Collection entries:
— START —

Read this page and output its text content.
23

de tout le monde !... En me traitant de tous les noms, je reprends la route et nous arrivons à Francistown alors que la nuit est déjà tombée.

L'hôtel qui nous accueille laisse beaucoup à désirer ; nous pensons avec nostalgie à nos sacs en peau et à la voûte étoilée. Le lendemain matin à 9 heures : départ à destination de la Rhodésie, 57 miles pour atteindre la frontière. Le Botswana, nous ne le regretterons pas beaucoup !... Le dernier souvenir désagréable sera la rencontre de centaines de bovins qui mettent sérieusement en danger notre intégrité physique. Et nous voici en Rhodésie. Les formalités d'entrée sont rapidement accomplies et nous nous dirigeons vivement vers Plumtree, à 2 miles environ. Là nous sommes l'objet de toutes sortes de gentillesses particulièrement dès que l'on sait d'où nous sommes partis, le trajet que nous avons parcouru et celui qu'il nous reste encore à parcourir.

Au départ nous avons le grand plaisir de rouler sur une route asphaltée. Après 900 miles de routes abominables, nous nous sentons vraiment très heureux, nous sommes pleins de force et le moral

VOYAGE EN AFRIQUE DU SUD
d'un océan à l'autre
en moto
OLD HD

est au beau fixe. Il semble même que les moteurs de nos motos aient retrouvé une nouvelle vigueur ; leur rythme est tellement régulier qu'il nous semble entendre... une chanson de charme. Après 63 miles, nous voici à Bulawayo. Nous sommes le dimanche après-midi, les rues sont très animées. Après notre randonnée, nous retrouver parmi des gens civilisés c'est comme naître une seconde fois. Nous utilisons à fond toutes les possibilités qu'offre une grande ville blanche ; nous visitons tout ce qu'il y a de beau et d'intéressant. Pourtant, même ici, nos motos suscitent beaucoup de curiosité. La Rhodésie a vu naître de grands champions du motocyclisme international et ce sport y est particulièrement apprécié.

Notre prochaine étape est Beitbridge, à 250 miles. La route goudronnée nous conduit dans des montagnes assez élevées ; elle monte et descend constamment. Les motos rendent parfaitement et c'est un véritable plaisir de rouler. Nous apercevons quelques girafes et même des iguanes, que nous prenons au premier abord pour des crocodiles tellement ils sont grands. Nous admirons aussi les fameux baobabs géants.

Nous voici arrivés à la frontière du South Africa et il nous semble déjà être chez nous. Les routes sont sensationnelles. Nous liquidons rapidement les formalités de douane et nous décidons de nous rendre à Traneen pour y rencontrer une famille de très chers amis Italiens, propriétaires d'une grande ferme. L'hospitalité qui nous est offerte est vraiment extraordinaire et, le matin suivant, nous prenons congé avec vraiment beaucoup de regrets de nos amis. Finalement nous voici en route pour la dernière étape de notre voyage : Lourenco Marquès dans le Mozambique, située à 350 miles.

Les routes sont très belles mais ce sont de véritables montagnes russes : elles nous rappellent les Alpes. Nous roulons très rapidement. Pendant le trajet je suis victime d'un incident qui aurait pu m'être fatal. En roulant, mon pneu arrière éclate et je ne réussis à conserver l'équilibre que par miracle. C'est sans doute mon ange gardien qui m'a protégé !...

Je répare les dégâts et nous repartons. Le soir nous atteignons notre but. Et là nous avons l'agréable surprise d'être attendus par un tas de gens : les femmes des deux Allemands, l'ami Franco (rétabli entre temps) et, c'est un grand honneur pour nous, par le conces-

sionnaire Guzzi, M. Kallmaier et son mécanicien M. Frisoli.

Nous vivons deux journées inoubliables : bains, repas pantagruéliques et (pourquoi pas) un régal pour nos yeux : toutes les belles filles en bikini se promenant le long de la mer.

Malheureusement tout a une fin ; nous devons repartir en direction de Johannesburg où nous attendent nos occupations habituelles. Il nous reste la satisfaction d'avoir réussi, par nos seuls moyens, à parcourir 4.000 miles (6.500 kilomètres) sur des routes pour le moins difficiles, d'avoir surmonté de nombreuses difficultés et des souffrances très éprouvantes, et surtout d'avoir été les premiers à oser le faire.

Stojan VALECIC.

— END —

_What you are asked to do_
Faithfully transcribe the whole of the data.

_The result_
Read this page and output its text content.
23

de tout le monde !... En me traitant de tous les noms, je reprends la route et nous arrivons à Francistown alors que la nuit est déjà tombée.

L'hôtel qui nous accueille laisse beaucoup à désirer ; nous pensons avec nostalgie à nos sacs en peau et à la voûte étoilée. Le lendemain matin à 9 heures : départ à destination de la Rhodésie, 57 miles pour atteindre la frontière. Le Botswana, nous ne le regretterons pas beaucoup !... Le dernier souvenir désagréable sera la rencontre de centaines de bovins qui mettent sérieusement en danger notre intégrité physique. Et nous voici en Rhodésie. Les formalités d'entrée sont rapidement accomplies et nous nous dirigeons vivement vers Plumtree, à 2 miles environ. Là nous sommes l'objet de toutes sortes de gentillesses particulièrement dès que l'on sait d'où nous sommes partis, le trajet que nous avons parcouru et celui qu'il nous reste encore à parcourir.

Au départ nous avons le grand plaisir de rouler sur une route asphaltée. Après 900 miles de routes abominables, nous nous sentons vraiment très heureux, nous sommes pleins de force et le moral

VOYAGE EN AFRIQUE DU SUD
d'un océan à l'autre
en moto
OLD HD

est au beau fixe. Il semble même que les moteurs de nos motos aient retrouvé une nouvelle vigueur ; leur rythme est tellement régulier qu'il nous semble entendre... une chanson de charme. Après 63 miles, nous voici à Bulawayo. Nous sommes le dimanche après-midi, les rues sont très animées. Après notre randonnée, nous retrouver parmi des gens civilisés c'est comme naître une seconde fois. Nous utilisons à fond toutes les possibilités qu'offre une grande ville blanche ; nous visitons tout ce qu'il y a de beau et d'intéressant. Pourtant, même ici, nos motos suscitent beaucoup de curiosité. La Rhodésie a vu naître de grands champions du motocyclisme international et ce sport y est particulièrement apprécié.

Notre prochaine étape est Beitbridge, à 250 miles. La route goudronnée nous conduit dans des montagnes assez élevées ; elle monte et descend constamment. Les motos rendent parfaitement et c'est un véritable plaisir de rouler. Nous apercevons quelques girafes et même des iguanes, que nous prenons au premier abord pour des crocodiles tellement ils sont grands. Nous admirons aussi les fameux baobabs géants.

Nous voici arrivés à la frontière du South Africa et il nous semble déjà être chez nous. Les routes sont sensationnelles. Nous liquidons rapidement les formalités de douane et nous décidons de nous rendre à Traneen pour y rencontrer une famille de très chers amis Italiens, propriétaires d'une grande ferme. L'hospitalité qui nous est offerte est vraiment extraordinaire et, le matin suivant, nous prenons congé avec vraiment beaucoup de regrets de nos amis. Finalement nous voici en route pour la dernière étape de notre voyage : Lourenco Marquès dans le Mozambique, située à 350 miles.

Les routes sont très belles mais ce sont de véritables montagnes russes : elles nous rappellent les Alpes. Nous roulons très rapidement. Pendant le trajet je suis victime d'un incident qui aurait pu m'être fatal. En roulant, mon pneu arrière éclate et je ne réussis à conserver l'équilibre que par miracle. C'est sans doute mon ange gardien qui m'a protégé !...

Je répare les dégâts et nous repartons. Le soir nous atteignons notre but. Et là nous avons l'agréable surprise d'être attendus par un tas de gens : les femmes des deux Allemands, l'ami Franco (rétabli entre temps) et, c'est un grand honneur pour nous, par le conces-

sionnaire Guzzi, M. Kallmaier et son mécanicien M. Frisoli.

Nous vivons deux journées inoubliables : bains, repas pantagruéliques et (pourquoi pas) un régal pour nos yeux : toutes les belles filles en bikini se promenant le long de la mer.

Malheureusement tout a une fin ; nous devons repartir en direction de Johannesburg où nous attendent nos occupations habituelles. Il nous reste la satisfaction d'avoir réussi, par nos seuls moyens, à parcourir 4.000 miles (6.500 kilomètres) sur des routes pour le moins difficiles, d'avoir surmonté de nombreuses difficultés et des souffrances très éprouvantes, et surtout d'avoir été les premiers à oser le faire.

Stojan VALECIC.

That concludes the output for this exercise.